- [The problem]
Output the line containing "Transcribe this image's" and all subsequent lines of the listing below, copied exactly, with no other lines.

- [Information supplied]
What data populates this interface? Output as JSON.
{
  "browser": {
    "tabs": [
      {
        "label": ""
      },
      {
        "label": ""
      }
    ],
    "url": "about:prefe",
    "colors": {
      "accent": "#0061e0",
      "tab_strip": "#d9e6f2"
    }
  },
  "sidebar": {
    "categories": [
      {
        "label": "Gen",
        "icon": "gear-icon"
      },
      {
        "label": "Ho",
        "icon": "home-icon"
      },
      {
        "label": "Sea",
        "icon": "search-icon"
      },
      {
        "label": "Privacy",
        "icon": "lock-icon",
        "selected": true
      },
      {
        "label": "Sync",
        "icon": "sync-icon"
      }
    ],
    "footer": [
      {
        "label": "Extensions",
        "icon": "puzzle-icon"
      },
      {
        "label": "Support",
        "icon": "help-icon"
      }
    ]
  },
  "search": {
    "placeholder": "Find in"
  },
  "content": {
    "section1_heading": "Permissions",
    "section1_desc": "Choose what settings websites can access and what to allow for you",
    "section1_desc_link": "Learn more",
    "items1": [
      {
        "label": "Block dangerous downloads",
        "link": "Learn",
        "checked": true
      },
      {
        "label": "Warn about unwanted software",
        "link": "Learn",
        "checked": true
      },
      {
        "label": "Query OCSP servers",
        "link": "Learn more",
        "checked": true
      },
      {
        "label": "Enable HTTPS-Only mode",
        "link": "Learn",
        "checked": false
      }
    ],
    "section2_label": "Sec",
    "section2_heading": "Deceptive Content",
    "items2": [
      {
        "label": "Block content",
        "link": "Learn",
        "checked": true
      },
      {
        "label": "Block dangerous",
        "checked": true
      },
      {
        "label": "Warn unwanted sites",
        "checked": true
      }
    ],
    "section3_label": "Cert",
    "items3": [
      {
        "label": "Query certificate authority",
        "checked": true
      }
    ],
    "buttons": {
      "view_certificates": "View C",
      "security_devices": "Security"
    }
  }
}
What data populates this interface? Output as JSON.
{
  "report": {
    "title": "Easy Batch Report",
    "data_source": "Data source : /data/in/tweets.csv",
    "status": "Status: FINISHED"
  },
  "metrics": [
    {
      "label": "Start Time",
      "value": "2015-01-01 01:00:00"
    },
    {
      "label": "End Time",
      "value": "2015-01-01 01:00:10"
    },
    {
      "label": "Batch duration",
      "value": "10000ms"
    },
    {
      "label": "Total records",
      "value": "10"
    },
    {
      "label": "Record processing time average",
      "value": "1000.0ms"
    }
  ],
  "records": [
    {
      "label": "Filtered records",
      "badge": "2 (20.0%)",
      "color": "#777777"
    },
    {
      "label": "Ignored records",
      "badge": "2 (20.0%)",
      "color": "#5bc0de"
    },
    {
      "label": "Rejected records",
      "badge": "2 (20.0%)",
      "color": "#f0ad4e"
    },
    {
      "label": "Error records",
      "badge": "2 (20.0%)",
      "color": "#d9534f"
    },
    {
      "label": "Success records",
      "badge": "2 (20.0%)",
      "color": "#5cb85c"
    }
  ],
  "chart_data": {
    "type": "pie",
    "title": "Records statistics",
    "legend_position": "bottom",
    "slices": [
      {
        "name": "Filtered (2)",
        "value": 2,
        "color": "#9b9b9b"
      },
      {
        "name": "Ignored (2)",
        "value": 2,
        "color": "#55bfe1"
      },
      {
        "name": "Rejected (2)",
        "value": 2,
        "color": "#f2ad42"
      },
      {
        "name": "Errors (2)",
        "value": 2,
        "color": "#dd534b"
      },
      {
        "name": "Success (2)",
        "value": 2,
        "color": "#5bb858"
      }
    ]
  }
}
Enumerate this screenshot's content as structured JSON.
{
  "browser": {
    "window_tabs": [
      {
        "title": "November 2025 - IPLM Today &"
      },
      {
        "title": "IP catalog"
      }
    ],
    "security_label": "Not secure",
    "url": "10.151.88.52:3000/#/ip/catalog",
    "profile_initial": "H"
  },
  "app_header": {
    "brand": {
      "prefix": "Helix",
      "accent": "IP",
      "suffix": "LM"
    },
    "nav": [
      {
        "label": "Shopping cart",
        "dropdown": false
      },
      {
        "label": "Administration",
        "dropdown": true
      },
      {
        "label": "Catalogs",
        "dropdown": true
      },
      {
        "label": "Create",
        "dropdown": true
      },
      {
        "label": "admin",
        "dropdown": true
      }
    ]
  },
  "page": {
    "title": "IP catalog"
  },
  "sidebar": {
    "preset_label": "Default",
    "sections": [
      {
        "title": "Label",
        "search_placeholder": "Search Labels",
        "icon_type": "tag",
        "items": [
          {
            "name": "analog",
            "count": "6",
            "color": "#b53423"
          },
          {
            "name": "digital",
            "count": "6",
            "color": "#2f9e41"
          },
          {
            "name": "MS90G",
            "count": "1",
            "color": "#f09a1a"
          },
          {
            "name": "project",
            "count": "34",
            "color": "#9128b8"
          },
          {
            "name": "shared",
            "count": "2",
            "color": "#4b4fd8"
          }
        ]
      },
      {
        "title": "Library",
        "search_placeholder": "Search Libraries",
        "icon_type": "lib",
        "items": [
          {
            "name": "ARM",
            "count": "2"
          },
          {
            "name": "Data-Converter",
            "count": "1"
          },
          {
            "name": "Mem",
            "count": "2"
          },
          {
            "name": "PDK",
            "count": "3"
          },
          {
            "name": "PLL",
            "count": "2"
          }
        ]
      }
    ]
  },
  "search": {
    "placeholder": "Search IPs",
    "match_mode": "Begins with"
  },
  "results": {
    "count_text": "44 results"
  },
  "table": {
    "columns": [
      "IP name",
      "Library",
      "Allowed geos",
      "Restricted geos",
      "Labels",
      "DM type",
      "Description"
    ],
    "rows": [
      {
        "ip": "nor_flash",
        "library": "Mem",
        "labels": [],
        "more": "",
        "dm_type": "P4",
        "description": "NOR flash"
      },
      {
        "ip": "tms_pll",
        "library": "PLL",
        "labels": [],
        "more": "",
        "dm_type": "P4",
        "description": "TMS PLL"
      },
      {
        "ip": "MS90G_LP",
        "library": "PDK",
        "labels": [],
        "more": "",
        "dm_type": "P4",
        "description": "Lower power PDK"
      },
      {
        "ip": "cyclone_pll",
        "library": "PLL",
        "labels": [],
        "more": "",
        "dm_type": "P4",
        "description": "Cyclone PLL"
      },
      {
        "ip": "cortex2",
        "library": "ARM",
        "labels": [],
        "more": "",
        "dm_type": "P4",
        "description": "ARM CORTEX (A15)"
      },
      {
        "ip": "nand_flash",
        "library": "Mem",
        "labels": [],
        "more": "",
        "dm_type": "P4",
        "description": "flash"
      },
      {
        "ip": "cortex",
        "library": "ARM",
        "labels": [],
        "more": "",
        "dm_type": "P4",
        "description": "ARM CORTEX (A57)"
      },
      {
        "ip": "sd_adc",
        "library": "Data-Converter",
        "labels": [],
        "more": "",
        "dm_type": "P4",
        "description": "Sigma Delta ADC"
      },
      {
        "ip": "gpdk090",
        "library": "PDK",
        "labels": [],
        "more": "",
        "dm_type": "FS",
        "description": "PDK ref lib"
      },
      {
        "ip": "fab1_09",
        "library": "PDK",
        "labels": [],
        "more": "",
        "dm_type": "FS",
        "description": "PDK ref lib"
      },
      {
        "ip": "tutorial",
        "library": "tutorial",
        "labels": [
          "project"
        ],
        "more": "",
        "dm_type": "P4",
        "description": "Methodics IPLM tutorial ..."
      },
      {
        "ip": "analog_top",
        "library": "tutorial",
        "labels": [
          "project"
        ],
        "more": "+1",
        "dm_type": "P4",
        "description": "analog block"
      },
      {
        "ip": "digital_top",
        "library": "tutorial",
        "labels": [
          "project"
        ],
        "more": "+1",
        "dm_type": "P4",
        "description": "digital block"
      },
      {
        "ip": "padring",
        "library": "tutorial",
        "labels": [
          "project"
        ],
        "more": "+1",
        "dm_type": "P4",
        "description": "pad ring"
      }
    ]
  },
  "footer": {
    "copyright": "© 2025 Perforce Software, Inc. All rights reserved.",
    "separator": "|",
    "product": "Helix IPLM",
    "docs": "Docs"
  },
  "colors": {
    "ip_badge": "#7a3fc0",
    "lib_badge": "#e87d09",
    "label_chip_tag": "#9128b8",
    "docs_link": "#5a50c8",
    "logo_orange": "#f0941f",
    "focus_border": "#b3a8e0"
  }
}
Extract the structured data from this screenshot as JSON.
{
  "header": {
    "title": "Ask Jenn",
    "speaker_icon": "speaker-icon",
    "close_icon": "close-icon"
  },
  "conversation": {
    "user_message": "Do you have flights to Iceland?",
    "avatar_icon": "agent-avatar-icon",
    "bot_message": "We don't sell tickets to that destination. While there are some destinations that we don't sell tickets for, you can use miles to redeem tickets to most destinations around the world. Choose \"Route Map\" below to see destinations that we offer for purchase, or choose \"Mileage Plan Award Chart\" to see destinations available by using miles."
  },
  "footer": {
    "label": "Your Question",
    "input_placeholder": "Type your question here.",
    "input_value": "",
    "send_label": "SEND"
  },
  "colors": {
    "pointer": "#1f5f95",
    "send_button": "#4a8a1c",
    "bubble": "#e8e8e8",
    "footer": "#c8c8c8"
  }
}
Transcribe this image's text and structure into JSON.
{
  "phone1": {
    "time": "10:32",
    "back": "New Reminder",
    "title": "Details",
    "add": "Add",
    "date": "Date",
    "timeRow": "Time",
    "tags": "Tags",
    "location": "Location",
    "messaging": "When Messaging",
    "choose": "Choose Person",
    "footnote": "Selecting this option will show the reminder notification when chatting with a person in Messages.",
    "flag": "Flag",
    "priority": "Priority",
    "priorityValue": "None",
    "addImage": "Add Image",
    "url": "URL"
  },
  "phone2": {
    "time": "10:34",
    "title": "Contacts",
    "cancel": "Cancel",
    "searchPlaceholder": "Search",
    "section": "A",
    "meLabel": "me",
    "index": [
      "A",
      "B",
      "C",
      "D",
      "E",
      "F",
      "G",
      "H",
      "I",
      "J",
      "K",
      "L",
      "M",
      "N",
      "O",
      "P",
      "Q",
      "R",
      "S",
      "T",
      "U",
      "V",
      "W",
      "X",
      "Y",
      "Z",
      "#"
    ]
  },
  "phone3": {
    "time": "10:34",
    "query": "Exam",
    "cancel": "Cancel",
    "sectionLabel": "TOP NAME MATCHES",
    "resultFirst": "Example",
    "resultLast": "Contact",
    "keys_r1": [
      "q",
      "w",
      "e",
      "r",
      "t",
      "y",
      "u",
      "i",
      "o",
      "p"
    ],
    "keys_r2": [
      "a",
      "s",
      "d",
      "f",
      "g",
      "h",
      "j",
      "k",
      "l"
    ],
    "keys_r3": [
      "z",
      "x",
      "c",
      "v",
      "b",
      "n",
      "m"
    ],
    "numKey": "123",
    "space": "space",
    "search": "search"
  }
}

- [Response to the exercise]
Transcribe this image's text and structure into JSON.
{
  "phone1": {
    "time": "10:32",
    "back": "New Reminder",
    "title": "Details",
    "add": "Add",
    "date": "Date",
    "timeRow": "Time",
    "tags": "Tags",
    "location": "Location",
    "messaging": "When Messaging",
    "choose": "Choose Person",
    "footnote": "Selecting this option will show the reminder notification when chatting with a person in Messages.",
    "flag": "Flag",
    "priority": "Priority",
    "priorityValue": "None",
    "addImage": "Add Image",
    "url": "URL"
  },
  "phone2": {
    "time": "10:34",
    "title": "Contacts",
    "cancel": "Cancel",
    "searchPlaceholder": "Search",
    "section": "A",
    "meLabel": "me",
    "index": [
      "A",
      "B",
      "C",
      "D",
      "E",
      "F",
      "G",
      "H",
      "I",
      "J",
      "K",
      "L",
      "M",
      "N",
      "O",
      "P",
      "Q",
      "R",
      "S",
      "T",
      "U",
      "V",
      "W",
      "X",
      "Y",
      "Z",
      "#"
    ]
  },
  "phone3": {
    "time": "10:34",
    "query": "Exam",
    "cancel": "Cancel",
    "sectionLabel": "TOP NAME MATCHES",
    "resultFirst": "Example",
    "resultLast": "Contact",
    "keys_r1": [
      "q",
      "w",
      "e",
      "r",
      "t",
      "y",
      "u",
      "i",
      "o",
      "p"
    ],
    "keys_r2": [
      "a",
      "s",
      "d",
      "f",
      "g",
      "h",
      "j",
      "k",
      "l"
    ],
    "keys_r3": [
      "z",
      "x",
      "c",
      "v",
      "b",
      "n",
      "m"
    ],
    "numKey": "123",
    "space": "space",
    "search": "search"
  }
}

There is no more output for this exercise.